Excerpted data:

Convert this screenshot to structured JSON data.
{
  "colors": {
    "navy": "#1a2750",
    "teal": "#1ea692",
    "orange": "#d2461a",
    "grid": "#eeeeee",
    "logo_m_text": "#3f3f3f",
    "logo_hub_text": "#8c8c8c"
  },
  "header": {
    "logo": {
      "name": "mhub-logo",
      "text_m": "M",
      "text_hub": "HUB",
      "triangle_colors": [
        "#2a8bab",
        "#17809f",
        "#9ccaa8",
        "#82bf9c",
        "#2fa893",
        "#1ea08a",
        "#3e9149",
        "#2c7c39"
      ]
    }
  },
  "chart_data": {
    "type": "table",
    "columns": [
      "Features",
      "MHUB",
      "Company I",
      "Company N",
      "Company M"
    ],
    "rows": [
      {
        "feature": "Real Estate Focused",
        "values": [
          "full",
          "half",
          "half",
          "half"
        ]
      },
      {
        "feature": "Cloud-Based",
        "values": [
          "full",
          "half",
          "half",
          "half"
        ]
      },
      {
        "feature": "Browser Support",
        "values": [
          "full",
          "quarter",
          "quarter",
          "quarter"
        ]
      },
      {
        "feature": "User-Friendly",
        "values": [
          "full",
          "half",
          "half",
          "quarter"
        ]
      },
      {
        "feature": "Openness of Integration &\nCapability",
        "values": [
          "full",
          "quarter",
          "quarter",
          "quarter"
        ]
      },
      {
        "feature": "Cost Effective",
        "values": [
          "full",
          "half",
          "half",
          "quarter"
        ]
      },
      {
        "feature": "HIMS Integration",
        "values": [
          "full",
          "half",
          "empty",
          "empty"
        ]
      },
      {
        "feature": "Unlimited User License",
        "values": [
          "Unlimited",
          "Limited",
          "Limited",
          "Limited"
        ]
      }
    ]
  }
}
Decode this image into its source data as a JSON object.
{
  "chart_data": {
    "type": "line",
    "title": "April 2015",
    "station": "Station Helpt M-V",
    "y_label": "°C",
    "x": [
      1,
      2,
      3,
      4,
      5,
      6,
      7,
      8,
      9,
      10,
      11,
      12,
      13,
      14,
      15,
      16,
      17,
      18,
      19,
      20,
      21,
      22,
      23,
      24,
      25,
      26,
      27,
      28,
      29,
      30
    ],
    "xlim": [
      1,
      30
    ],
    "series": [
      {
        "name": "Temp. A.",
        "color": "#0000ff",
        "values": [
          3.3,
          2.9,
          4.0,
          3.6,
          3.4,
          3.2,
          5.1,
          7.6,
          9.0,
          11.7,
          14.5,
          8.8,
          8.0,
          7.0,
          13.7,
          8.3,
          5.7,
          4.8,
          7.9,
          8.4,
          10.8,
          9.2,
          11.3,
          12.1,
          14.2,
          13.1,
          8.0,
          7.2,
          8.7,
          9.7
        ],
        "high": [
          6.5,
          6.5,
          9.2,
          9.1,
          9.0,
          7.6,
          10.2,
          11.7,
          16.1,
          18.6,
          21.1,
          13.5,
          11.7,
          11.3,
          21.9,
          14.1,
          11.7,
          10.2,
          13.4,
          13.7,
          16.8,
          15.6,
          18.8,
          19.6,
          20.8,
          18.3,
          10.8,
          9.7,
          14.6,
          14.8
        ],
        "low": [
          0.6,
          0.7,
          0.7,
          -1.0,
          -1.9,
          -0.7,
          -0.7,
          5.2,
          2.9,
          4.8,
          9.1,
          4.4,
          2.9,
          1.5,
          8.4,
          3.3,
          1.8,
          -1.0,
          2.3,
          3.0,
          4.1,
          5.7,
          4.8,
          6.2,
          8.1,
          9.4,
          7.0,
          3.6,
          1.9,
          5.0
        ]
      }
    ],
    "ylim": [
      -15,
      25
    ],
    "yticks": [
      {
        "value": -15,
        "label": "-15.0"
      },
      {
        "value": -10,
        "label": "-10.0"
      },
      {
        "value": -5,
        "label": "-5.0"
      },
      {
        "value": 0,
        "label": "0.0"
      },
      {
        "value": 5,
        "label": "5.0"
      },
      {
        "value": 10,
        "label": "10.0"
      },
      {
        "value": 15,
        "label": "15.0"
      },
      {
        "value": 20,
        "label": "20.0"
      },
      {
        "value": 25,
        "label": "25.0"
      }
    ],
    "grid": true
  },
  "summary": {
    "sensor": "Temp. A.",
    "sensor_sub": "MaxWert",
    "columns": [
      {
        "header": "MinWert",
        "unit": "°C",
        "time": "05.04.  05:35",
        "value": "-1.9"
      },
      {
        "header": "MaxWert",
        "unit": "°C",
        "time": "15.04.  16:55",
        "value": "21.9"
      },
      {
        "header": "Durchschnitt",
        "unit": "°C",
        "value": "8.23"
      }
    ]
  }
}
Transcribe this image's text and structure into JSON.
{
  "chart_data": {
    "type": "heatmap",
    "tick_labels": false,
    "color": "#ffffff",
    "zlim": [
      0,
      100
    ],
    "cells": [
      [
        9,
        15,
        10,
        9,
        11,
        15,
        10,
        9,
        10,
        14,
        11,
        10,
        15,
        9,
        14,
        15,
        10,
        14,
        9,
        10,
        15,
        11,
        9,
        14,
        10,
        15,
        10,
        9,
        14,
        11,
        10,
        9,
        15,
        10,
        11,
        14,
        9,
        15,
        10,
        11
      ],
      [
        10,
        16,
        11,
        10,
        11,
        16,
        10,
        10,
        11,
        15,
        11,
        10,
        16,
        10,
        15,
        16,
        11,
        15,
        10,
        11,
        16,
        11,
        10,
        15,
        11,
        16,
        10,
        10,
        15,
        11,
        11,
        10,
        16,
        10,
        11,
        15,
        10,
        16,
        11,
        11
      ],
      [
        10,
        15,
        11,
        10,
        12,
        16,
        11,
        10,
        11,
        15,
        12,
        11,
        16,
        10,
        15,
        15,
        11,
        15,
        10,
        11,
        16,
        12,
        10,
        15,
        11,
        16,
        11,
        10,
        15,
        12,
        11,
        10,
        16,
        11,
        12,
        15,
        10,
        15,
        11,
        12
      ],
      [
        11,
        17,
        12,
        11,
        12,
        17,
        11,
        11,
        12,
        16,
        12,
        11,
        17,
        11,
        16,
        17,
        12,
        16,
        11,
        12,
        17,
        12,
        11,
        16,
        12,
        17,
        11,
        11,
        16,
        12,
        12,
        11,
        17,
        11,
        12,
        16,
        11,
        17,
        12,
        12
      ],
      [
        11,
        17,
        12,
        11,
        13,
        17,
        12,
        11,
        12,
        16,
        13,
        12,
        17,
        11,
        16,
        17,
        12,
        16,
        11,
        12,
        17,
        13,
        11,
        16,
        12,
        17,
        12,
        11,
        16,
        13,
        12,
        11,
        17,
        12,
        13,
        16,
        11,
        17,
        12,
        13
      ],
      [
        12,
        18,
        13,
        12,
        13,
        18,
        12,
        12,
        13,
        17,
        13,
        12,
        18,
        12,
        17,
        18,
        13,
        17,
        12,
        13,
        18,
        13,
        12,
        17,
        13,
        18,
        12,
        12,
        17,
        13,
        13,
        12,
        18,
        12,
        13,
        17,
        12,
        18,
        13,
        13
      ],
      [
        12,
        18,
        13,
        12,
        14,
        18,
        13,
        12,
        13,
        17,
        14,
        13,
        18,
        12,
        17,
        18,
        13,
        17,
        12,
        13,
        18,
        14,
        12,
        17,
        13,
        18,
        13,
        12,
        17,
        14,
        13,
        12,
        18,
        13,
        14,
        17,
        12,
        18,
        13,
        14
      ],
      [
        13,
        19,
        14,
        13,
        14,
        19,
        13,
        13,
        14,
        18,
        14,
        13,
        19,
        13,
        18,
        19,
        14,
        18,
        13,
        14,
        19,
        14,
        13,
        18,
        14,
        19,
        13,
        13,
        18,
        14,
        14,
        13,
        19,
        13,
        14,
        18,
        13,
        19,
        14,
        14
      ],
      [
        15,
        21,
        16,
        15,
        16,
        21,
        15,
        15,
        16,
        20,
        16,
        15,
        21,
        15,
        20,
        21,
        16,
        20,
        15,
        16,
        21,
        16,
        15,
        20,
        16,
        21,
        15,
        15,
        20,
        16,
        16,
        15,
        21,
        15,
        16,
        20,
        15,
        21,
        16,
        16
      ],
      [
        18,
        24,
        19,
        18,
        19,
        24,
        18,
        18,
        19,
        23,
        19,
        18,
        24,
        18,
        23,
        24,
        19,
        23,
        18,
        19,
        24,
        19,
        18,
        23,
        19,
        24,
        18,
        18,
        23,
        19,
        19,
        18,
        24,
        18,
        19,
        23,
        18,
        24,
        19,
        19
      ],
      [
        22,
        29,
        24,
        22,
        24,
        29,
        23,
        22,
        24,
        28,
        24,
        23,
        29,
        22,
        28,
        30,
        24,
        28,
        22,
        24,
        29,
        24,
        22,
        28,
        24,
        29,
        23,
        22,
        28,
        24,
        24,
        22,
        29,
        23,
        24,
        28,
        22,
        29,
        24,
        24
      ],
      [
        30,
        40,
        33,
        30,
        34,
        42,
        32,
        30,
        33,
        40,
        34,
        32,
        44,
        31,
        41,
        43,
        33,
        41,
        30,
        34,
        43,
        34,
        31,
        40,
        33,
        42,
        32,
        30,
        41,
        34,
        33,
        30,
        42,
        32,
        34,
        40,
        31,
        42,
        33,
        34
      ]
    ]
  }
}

Short exercise: Above are several records. Count the lines among them that contain "Unlimited" and give only the total.

Solution: 2